> **Task requirements**
Gather up the lines that contain "быстро".

begin Records shown

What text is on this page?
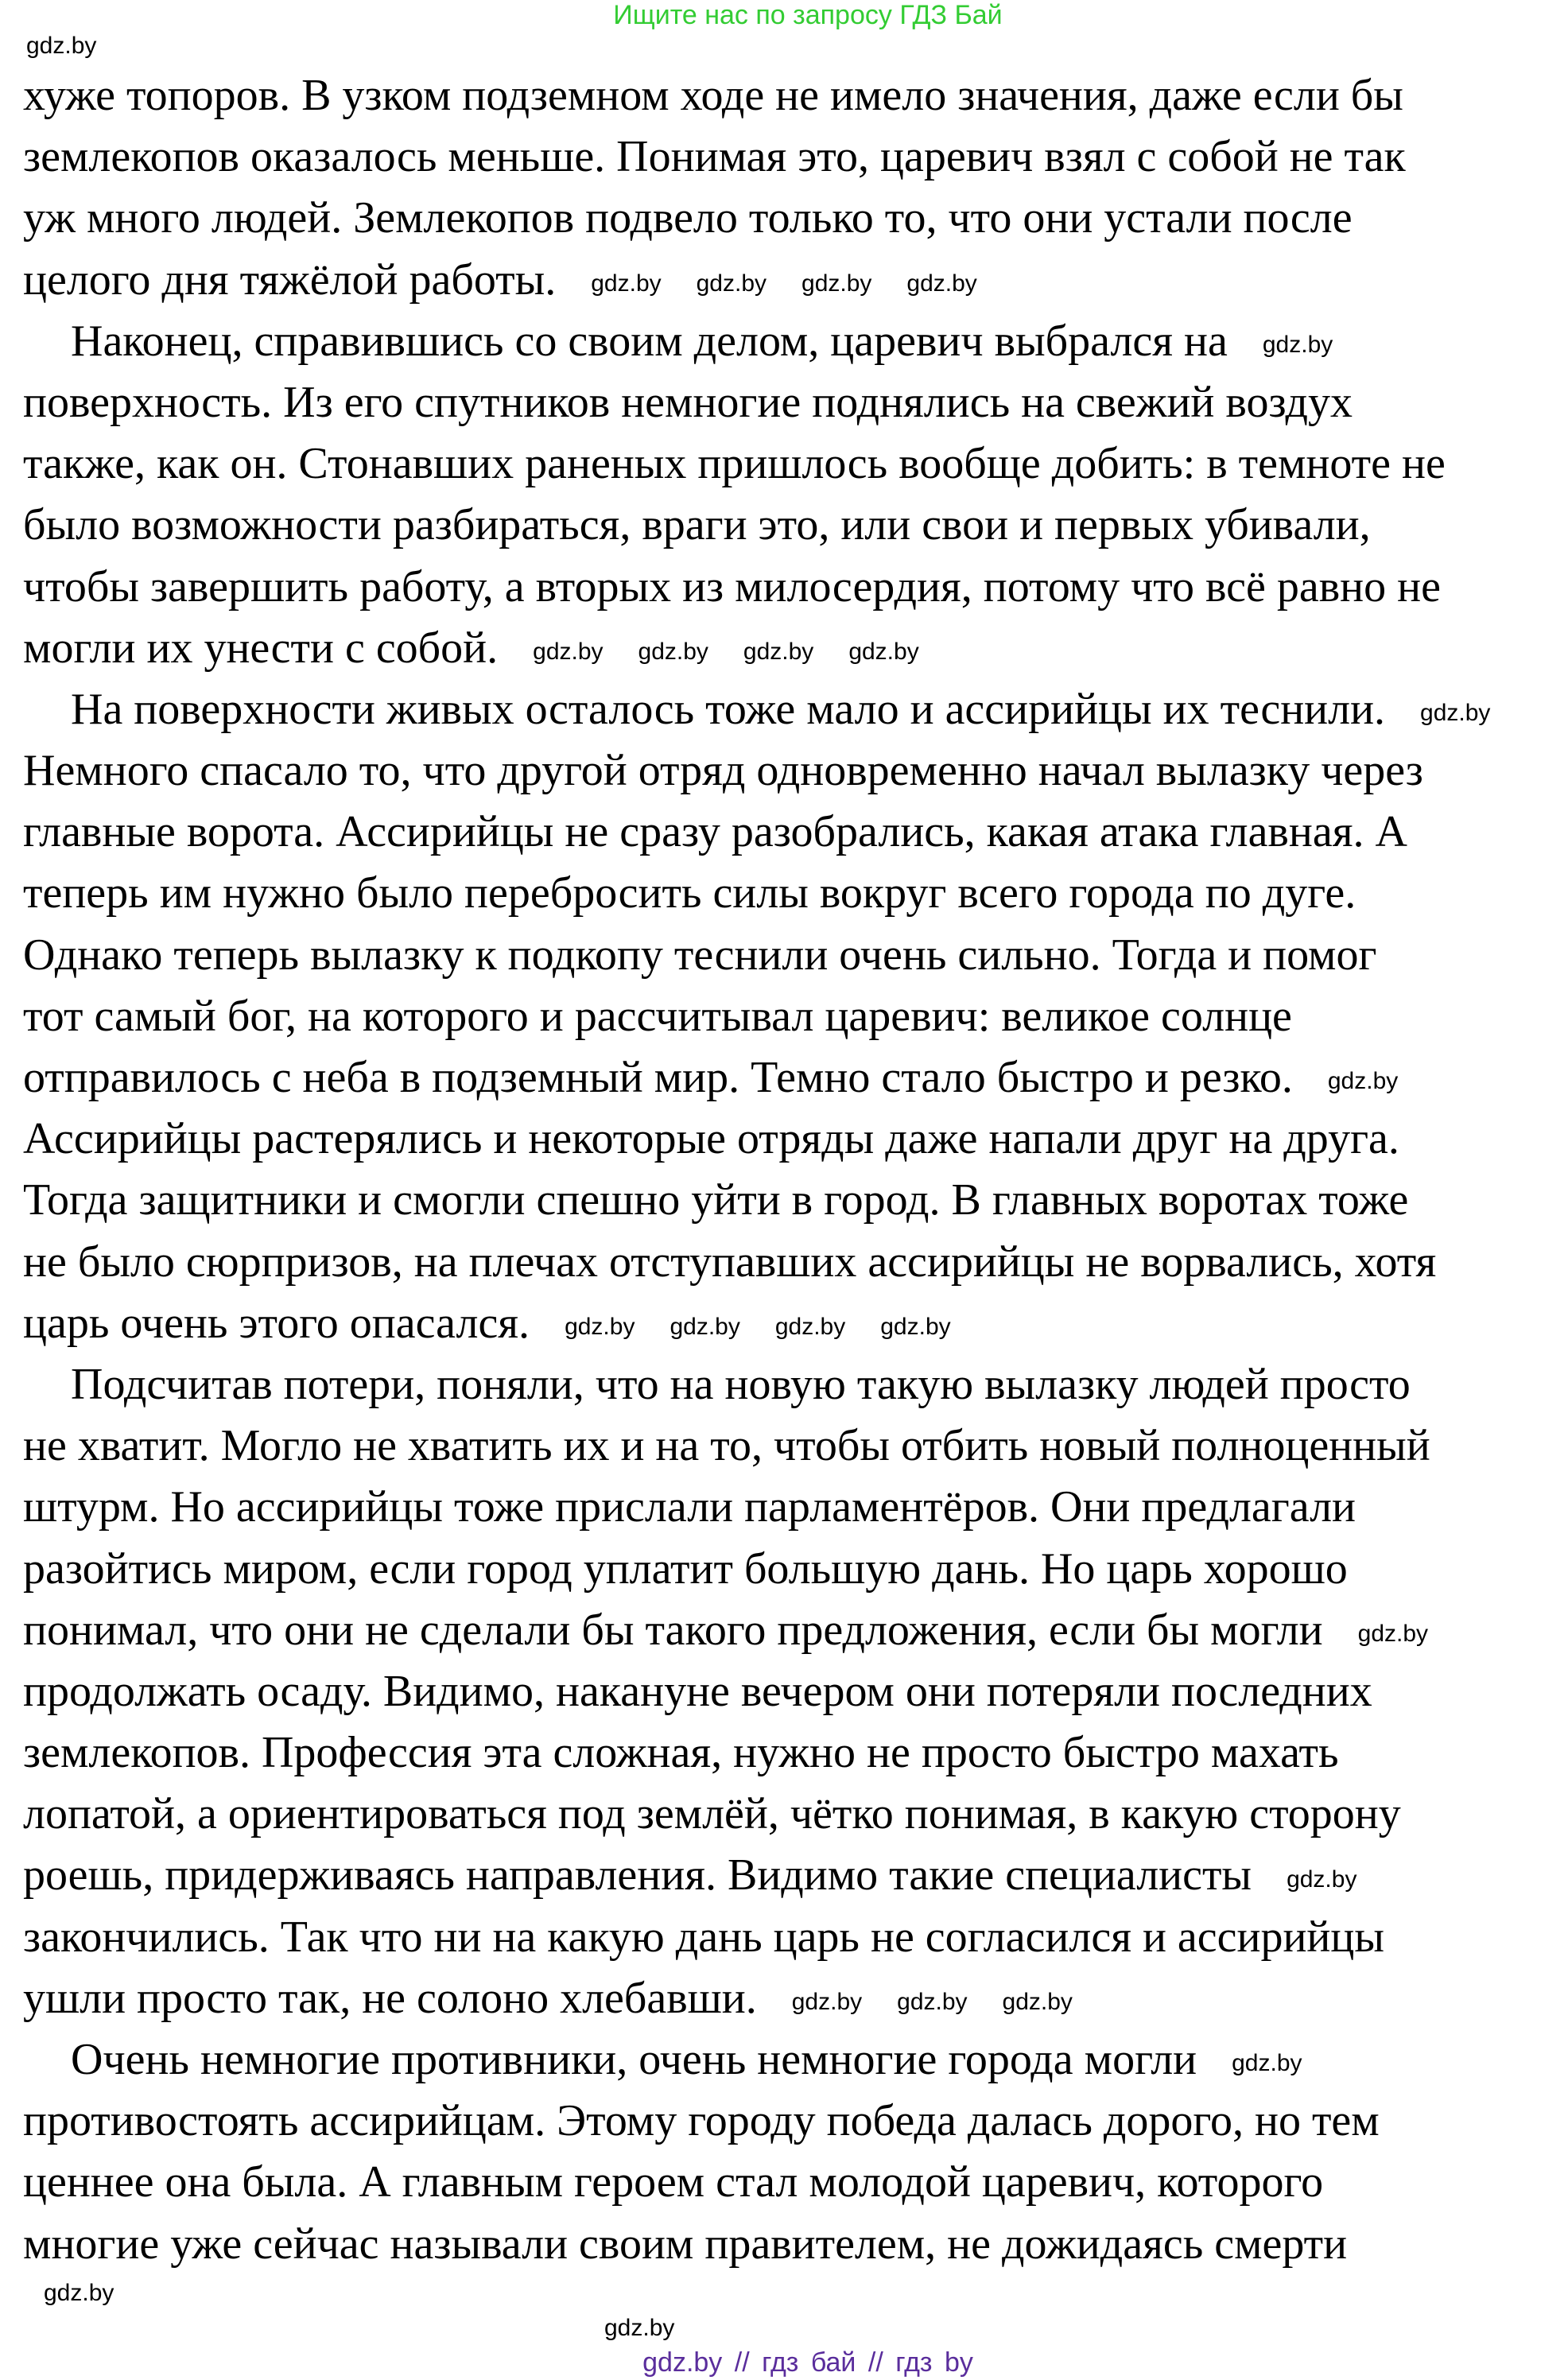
Ищите нас по запросу ГДЗ Бай
хуже топоров. В узком подземном ходе не имело значения, даже если бы
землекопов оказалось меньше. Понимая это, царевич взял с собой не так
уж много людей. Землекопов подвело только то, что они устали после
целого дня тяжёлой работы. gdz.by gdz.by gdz.by gdz.by
Наконец, справившись со своим делом, царевич выбрался на gdz.by
поверхность. Из его спутников немногие поднялись на свежий воздух
также, как он. Стонавших раненых пришлось вообще добить: в темноте не
было возможности разбираться, враги это, или свои и первых убивали,
чтобы завершить работу, а вторых из милосердия, потому что всё равно не
могли их унести с собой. gdz.by gdz.by gdz.by gdz.by
На поверхности живых осталось тоже мало и ассирийцы их теснили. gdz.by
Немного спасало то, что другой отряд одновременно начал вылазку через
главные ворота. Ассирийцы не сразу разобрались, какая атака главная. А
теперь им нужно было перебросить силы вокруг всего города по дуге.
Однако теперь вылазку к подкопу теснили очень сильно. Тогда и помог
тот самый бог, на которого и рассчитывал царевич: великое солнце
отправилось с неба в подземный мир. Темно стало быстро и резко. gdz.by
Ассирийцы растерялись и некоторые отряды даже напали друг на друга.
Тогда защитники и смогли спешно уйти в город. В главных воротах тоже
не было сюрпризов, на плечах отступавших ассирийцы не ворвались, хотя
царь очень этого опасался. gdz.by gdz.by gdz.by gdz.by
Подсчитав потери, поняли, что на новую такую вылазку людей просто
не хватит. Могло не хватить их и на то, чтобы отбить новый полноценный
штурм. Но ассирийцы тоже прислали парламентёров. Они предлагали
разойтись миром, если город уплатит большую дань. Но царь хорошо
понимал, что они не сделали бы такого предложения, если бы могли gdz.by
продолжать осаду. Видимо, накануне вечером они потеряли последних
землекопов. Профессия эта сложная, нужно не просто быстро махать
лопатой, а ориентироваться под землёй, чётко понимая, в какую сторону
роешь, придерживаясь направления. Видимо такие специалисты gdz.by
закончились. Так что ни на какую дань царь не согласился и ассирийцы
ушли просто так, не солоно хлебавши. gdz.by gdz.by gdz.by
Очень немногие противники, очень немногие города могли gdz.by
противостоять ассирийцам. Этому городу победа далась дорого, но тем
ценнее она была. А главным героем стал молодой царевич, которого
многие уже сейчас называли своим правителем, не дожидаясь смерти
gdz.by
gdz.by
gdz.by
gdz.by // гдз бай // гдз by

end Records shown

> **Solution for this problem**
отправилось с неба в подземный мир. Темно стало быстро и резко. gdz.by
землекопов. Профессия эта сложная, нужно не просто быстро махать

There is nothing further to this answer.